[Start DATA FOR THE TASK]
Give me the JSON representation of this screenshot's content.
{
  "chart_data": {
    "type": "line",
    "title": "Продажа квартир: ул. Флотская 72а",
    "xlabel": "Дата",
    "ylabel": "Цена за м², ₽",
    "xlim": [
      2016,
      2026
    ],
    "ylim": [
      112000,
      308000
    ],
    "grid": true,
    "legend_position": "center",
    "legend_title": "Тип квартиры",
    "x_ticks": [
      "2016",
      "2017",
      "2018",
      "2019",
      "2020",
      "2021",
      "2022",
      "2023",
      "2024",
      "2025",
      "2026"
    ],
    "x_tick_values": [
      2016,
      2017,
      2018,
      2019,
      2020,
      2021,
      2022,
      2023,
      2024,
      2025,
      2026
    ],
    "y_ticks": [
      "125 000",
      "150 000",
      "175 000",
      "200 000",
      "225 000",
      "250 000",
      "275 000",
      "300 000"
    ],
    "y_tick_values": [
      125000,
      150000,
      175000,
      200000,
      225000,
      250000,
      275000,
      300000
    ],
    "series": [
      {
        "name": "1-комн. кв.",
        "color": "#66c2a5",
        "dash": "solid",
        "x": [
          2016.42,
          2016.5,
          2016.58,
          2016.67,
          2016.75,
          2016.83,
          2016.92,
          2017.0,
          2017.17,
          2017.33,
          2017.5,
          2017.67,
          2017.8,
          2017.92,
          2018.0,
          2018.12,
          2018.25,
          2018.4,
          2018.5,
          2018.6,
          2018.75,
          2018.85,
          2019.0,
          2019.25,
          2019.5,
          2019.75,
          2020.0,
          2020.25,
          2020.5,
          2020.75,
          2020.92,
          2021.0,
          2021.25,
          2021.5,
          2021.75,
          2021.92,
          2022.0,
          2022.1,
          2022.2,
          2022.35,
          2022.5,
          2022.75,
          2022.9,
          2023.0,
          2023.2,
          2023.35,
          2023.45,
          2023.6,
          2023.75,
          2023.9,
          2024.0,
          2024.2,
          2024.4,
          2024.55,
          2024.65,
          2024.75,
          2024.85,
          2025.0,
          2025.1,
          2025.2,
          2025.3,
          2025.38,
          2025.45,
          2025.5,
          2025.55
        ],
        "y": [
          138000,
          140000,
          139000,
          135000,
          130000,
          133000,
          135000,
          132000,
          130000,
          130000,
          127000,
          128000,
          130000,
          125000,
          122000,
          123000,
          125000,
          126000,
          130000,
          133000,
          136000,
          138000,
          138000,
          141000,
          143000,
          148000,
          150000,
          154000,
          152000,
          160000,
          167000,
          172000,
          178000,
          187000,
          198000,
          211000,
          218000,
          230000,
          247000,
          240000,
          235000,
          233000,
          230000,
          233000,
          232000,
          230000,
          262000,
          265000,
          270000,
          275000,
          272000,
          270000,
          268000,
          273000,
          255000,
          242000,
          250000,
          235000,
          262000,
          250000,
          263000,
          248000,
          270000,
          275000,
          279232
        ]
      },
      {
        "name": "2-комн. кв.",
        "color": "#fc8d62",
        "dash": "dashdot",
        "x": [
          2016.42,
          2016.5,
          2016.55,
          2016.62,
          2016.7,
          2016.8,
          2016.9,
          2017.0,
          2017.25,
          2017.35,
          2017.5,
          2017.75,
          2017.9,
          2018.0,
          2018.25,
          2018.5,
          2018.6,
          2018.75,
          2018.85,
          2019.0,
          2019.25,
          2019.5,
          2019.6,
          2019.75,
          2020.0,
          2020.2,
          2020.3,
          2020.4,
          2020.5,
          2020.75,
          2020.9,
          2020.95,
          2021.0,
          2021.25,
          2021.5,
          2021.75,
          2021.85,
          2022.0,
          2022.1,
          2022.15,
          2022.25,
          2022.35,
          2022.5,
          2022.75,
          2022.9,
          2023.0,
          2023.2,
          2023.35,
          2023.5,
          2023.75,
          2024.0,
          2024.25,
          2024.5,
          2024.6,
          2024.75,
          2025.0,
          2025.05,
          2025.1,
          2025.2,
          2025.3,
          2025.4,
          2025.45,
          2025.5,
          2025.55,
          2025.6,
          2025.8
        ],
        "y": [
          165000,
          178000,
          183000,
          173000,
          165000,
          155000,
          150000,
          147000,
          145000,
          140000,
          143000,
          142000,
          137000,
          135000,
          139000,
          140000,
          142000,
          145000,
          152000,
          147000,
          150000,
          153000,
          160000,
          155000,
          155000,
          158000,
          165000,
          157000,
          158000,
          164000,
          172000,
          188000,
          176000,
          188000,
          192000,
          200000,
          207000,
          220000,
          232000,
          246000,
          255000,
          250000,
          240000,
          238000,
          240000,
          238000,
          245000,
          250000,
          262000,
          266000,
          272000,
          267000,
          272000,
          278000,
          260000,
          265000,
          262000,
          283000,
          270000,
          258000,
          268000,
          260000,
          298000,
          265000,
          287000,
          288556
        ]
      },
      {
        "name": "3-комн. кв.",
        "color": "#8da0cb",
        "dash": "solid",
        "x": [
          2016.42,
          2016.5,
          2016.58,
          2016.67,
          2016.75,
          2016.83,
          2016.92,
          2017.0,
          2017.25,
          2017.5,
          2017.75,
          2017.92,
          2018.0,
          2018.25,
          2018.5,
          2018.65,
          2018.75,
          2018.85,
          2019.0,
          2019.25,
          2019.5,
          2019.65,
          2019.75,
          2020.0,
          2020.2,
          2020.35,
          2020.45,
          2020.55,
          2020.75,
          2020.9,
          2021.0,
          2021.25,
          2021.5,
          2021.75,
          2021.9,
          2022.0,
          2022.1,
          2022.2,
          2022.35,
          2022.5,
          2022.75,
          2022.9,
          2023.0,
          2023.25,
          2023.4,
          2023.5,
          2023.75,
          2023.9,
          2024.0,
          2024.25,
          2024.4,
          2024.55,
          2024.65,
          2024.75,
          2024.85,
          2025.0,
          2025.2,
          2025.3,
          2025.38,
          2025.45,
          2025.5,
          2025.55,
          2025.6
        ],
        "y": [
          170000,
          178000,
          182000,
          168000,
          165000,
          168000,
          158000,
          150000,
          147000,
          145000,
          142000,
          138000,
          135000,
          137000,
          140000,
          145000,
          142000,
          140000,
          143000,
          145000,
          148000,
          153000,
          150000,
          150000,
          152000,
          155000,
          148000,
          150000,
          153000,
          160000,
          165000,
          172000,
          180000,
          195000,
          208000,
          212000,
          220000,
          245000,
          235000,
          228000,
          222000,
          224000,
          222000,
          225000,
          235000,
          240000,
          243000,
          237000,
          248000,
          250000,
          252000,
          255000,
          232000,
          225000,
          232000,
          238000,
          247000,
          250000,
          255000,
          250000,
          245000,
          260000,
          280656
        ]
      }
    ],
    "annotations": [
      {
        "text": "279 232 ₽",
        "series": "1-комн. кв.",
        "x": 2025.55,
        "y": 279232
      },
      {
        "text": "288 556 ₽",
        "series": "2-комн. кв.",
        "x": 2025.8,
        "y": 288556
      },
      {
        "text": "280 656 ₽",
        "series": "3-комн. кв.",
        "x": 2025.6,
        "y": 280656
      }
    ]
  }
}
[End DATA FOR THE TASK]
◆ TASK PROMPT
Say how many lines of the data include the word "комн". Respond with the number alone.

◆ WRITTEN RESPONSE
6